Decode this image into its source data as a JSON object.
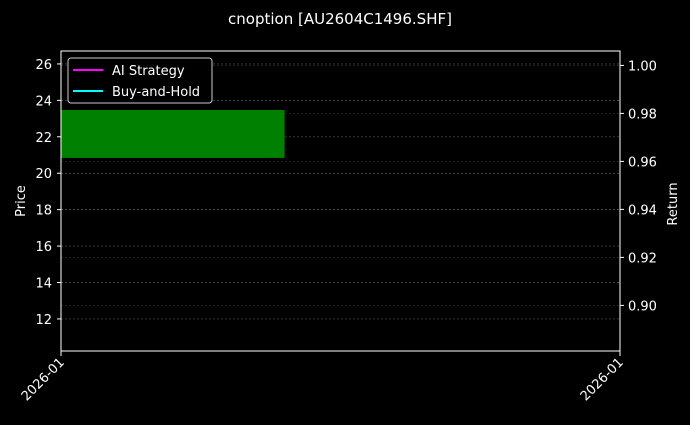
{
  "chart_data": {
    "type": "candlestick",
    "title": "cnoption [AU2604C1496.SHF]",
    "ylabel": "Price",
    "y2label": "Return",
    "ylim": [
      10.24,
      26.71
    ],
    "y2lim": [
      0.881,
      1.006
    ],
    "yticks": [
      12,
      14,
      16,
      18,
      20,
      22,
      24,
      26
    ],
    "y2ticks": [
      0.9,
      0.92,
      0.94,
      0.96,
      0.98,
      1.0
    ],
    "y2tick_labels": [
      "0.90",
      "0.92",
      "0.94",
      "0.96",
      "0.98",
      "1.00"
    ],
    "xtick_labels": [
      "2026-01",
      "2026-01"
    ],
    "grid": true,
    "legend": {
      "placement": "upper-left",
      "entries": [
        {
          "label": "AI Strategy",
          "color": "#ff00ff"
        },
        {
          "label": "Buy-and-Hold",
          "color": "#00ffff"
        }
      ]
    },
    "candles": [
      {
        "open": 20.84,
        "close": 23.47,
        "color": "#008000",
        "x_start_fraction": 0.0,
        "x_end_fraction": 0.4
      }
    ],
    "series": [
      {
        "name": "AI Strategy",
        "values": []
      },
      {
        "name": "Buy-and-Hold",
        "values": []
      }
    ]
  }
}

# [Directive]
Without the pictures, transcribe the listing above exactly.

# [Complete answer]
Decode this image into its source data as a JSON object.
{
  "chart_data": {
    "type": "candlestick",
    "title": "cnoption [AU2604C1496.SHF]",
    "ylabel": "Price",
    "y2label": "Return",
    "ylim": [
      10.24,
      26.71
    ],
    "y2lim": [
      0.881,
      1.006
    ],
    "yticks": [
      12,
      14,
      16,
      18,
      20,
      22,
      24,
      26
    ],
    "y2ticks": [
      0.9,
      0.92,
      0.94,
      0.96,
      0.98,
      1.0
    ],
    "y2tick_labels": [
      "0.90",
      "0.92",
      "0.94",
      "0.96",
      "0.98",
      "1.00"
    ],
    "xtick_labels": [
      "2026-01",
      "2026-01"
    ],
    "grid": true,
    "legend": {
      "placement": "upper-left",
      "entries": [
        {
          "label": "AI Strategy",
          "color": "#ff00ff"
        },
        {
          "label": "Buy-and-Hold",
          "color": "#00ffff"
        }
      ]
    },
    "candles": [
      {
        "open": 20.84,
        "close": 23.47,
        "color": "#008000",
        "x_start_fraction": 0.0,
        "x_end_fraction": 0.4
      }
    ],
    "series": [
      {
        "name": "AI Strategy",
        "values": []
      },
      {
        "name": "Buy-and-Hold",
        "values": []
      }
    ]
  }
}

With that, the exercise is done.